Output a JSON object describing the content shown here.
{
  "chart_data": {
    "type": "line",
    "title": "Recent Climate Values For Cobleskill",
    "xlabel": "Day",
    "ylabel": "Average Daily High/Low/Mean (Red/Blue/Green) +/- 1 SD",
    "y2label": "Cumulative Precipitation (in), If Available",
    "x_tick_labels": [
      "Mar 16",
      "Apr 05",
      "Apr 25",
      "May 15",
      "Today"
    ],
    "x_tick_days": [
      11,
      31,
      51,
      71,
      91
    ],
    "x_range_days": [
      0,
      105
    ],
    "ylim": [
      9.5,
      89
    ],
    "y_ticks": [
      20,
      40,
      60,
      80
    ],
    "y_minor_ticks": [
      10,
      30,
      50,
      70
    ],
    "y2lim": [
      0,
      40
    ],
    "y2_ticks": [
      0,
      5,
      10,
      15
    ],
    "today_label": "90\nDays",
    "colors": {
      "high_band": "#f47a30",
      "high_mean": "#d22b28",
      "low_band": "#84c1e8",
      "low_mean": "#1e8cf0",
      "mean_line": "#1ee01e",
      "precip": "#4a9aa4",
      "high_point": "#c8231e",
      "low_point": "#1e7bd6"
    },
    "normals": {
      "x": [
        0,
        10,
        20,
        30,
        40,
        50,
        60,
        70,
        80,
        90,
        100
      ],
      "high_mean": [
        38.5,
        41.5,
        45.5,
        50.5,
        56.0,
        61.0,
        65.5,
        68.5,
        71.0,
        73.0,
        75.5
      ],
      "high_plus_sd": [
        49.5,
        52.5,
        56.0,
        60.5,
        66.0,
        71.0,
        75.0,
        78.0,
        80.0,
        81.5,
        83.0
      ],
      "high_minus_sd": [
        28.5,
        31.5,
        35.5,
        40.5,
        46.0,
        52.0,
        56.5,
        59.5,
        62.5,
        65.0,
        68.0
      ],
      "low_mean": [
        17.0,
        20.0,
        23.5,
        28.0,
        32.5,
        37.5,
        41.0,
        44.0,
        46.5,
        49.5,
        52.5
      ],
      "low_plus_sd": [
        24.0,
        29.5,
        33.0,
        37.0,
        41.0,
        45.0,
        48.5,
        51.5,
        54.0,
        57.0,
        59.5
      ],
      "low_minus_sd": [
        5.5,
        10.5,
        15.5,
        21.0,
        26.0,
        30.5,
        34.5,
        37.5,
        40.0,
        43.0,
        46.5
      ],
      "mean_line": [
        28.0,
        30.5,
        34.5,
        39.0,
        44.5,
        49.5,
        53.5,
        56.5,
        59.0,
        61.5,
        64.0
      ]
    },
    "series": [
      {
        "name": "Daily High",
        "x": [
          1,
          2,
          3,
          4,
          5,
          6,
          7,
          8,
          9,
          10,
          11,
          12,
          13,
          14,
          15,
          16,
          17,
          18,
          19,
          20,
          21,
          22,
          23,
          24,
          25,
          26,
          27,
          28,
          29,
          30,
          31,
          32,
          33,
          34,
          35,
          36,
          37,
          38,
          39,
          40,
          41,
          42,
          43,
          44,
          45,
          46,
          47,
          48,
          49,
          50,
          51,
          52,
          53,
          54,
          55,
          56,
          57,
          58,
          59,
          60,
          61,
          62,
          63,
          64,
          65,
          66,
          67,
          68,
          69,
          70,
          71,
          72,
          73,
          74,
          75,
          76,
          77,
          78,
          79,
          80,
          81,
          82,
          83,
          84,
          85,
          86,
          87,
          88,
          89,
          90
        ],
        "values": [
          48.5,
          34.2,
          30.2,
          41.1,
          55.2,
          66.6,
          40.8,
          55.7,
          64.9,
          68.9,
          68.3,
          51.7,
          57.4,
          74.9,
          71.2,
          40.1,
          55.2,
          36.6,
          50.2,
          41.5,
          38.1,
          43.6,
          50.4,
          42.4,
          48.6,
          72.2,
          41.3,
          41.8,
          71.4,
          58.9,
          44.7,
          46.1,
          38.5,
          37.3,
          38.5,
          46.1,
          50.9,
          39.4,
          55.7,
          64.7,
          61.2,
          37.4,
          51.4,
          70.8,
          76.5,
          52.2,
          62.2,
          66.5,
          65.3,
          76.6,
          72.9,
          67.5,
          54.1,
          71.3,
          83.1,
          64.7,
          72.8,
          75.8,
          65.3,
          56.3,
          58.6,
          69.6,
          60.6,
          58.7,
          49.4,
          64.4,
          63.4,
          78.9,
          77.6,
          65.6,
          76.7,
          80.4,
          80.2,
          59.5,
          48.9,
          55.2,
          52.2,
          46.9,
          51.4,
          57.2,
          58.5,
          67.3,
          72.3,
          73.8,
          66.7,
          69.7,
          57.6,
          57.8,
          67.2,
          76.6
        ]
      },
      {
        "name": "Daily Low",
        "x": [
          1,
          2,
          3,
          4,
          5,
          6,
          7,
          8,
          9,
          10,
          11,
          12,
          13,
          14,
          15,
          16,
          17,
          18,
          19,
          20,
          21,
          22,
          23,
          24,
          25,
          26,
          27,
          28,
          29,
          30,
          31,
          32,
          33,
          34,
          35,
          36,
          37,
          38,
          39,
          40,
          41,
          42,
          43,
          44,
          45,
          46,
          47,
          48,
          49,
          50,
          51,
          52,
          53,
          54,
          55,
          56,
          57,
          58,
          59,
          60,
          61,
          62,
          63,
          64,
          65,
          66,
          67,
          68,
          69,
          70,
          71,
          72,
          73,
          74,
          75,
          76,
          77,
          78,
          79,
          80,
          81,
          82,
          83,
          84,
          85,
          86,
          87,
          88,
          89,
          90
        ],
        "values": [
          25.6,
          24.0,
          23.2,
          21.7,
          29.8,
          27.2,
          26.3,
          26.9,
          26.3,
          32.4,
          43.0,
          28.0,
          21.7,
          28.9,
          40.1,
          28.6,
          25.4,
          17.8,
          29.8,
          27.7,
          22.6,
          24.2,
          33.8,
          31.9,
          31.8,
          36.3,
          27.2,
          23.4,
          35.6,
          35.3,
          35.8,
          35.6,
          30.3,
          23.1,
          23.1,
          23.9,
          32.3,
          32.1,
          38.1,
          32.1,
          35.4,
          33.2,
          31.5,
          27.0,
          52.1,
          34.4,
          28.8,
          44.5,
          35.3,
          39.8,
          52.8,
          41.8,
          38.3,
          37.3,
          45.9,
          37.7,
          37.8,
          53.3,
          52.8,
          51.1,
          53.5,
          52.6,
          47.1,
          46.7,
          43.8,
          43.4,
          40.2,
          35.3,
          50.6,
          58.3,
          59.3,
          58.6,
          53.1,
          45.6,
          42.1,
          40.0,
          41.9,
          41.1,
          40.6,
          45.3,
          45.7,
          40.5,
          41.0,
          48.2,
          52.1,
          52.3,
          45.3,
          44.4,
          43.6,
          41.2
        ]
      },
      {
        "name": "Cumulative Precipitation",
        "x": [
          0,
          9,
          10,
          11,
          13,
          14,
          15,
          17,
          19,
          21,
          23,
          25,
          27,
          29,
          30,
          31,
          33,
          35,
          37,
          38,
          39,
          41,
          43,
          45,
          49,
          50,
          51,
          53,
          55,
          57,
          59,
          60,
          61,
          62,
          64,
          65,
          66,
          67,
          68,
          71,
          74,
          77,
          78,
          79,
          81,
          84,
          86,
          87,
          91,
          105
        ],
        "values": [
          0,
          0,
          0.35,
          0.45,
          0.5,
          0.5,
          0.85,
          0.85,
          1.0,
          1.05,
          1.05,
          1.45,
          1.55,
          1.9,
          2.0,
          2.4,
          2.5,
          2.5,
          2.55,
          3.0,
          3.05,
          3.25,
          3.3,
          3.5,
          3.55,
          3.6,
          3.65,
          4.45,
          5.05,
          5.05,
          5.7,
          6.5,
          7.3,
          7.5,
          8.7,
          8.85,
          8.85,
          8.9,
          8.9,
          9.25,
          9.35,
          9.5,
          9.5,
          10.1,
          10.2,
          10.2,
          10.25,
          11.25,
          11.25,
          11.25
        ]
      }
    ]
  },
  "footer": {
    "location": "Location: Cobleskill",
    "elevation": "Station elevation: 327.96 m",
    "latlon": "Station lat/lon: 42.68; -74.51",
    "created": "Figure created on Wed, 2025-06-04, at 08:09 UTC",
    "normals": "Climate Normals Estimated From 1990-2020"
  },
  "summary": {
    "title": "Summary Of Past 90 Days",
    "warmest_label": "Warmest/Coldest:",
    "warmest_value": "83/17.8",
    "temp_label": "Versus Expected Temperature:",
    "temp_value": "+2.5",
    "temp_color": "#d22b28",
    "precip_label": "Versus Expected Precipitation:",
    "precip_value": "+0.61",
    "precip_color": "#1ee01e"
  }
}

## [Task directions]
Using the material above, gather every line that includes "Daily".

## [Finished task]
    "ylabel": "Average Daily High/Low/Mean (Red/Blue/Green) +/- 1 SD",
        "name": "Daily High",
        "name": "Daily Low",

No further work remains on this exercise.